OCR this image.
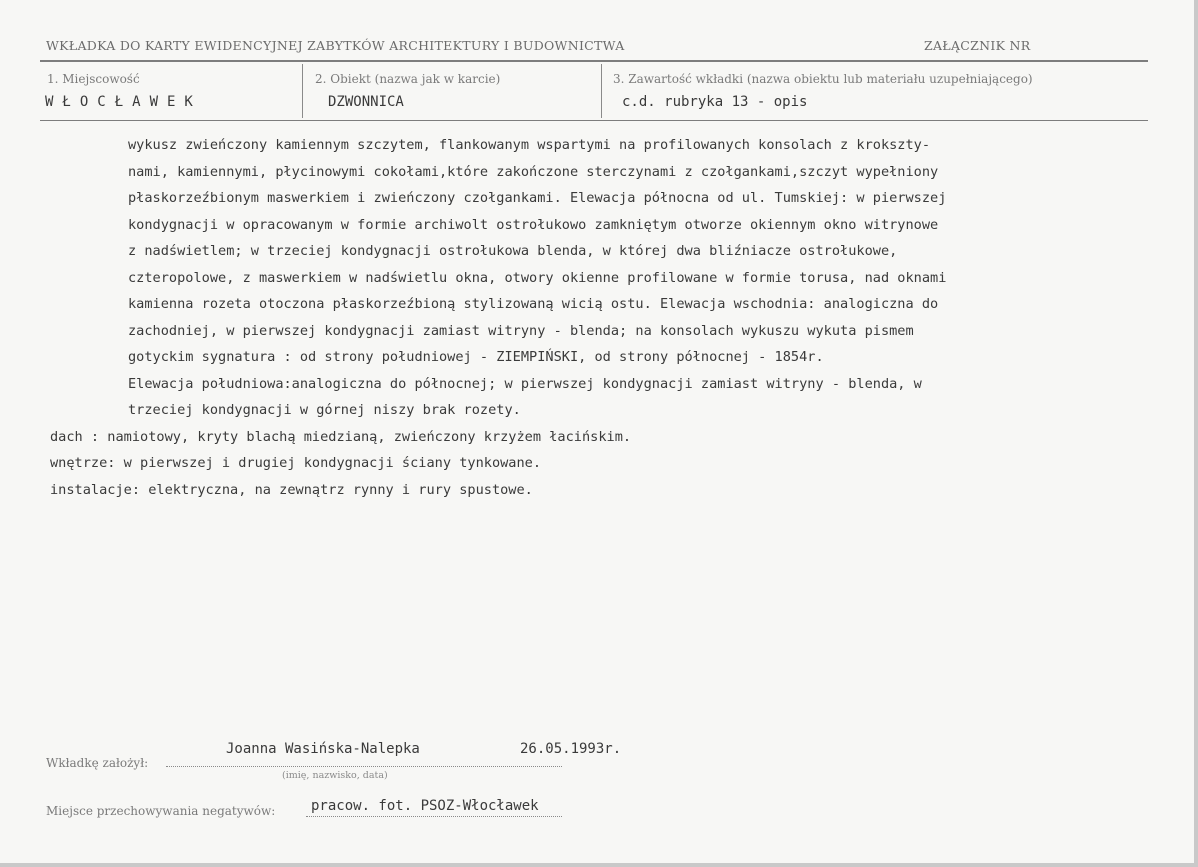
WKŁADKA DO KARTY EWIDENCYJNEJ ZABYTKÓW ARCHITEKTURY I BUDOWNICTWA	ZAŁĄCZNIK NR
1. Miejscowość
WŁOCŁAWEK
2. Obiekt (nazwa jak w karcie)
DZWONNICA
3. Zawartość wkładki (nazwa obiektu lub materiału uzupełniającego)
c.d. rubryka 13 - opis
wykusz zwieńczony kamiennym szczytem, flankowanym wspartymi na profilowanych konsolach z kroksztу-
nami, kamiennymi, płycinowymi cokołami,które zakończone sterczynami z czołgankami,szczyt wypełniony
płaskorzeźbionym maswerkiem i zwieńczony czołgankami. Elewacja północna od ul. Tumskiej: w pierwszej
kondygnacji w opracowanym w formie archiwolt ostrołukowo zamkniętym otworze okiennym okno witrynowe
z nadświetlem; w trzeciej kondygnacji ostrołukowa blenda, w której dwa bliźniacze ostrołukowe,
czteropolowe, z maswerkiem w nadświetlu okna, otwory okienne profilowane w formie torusa, nad oknami
kamienna rozeta otoczona płaskorzeźbioną stylizowaną wicią ostu. Elewacja wschodnia: analogiczna do
zachodniej, w pierwszej kondygnacji zamiast witryny - blenda; na konsolach wykuszu wykuta pismem
gotyckim sygnatura : od strony południowej - ZIEMPIŃSKI, od strony północnej - 1854r.
Elewacja południowa:analogiczna do północnej; w pierwszej kondygnacji zamiast witryny - blenda, w
trzeciej kondygnacji w górnej niszy brak rozety.
dach : namiotowy, kryty blachą miedzianą, zwieńczony krzyżem łacińskim.
wnętrze: w pierwszej i drugiej kondygnacji ściany tynkowane.
instalacje: elektryczna, na zewnątrz rynny i rury spustowe.
Wkładkę założył:
Joanna Wasińska-Nalepka	26.05.1993r.
(imię, nazwisko, data)
Miejsce przechowywania negatywów:	pracow. fot. PSOZ-Włocławek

§ Work instructions: Identify and list each line with the word "trzeciej".

§ Problem solution:
z nadświetlem; w trzeciej kondygnacji ostrołukowa blenda, w której dwa bliźniacze ostrołukowe,
trzeciej kondygnacji w górnej niszy brak rozety.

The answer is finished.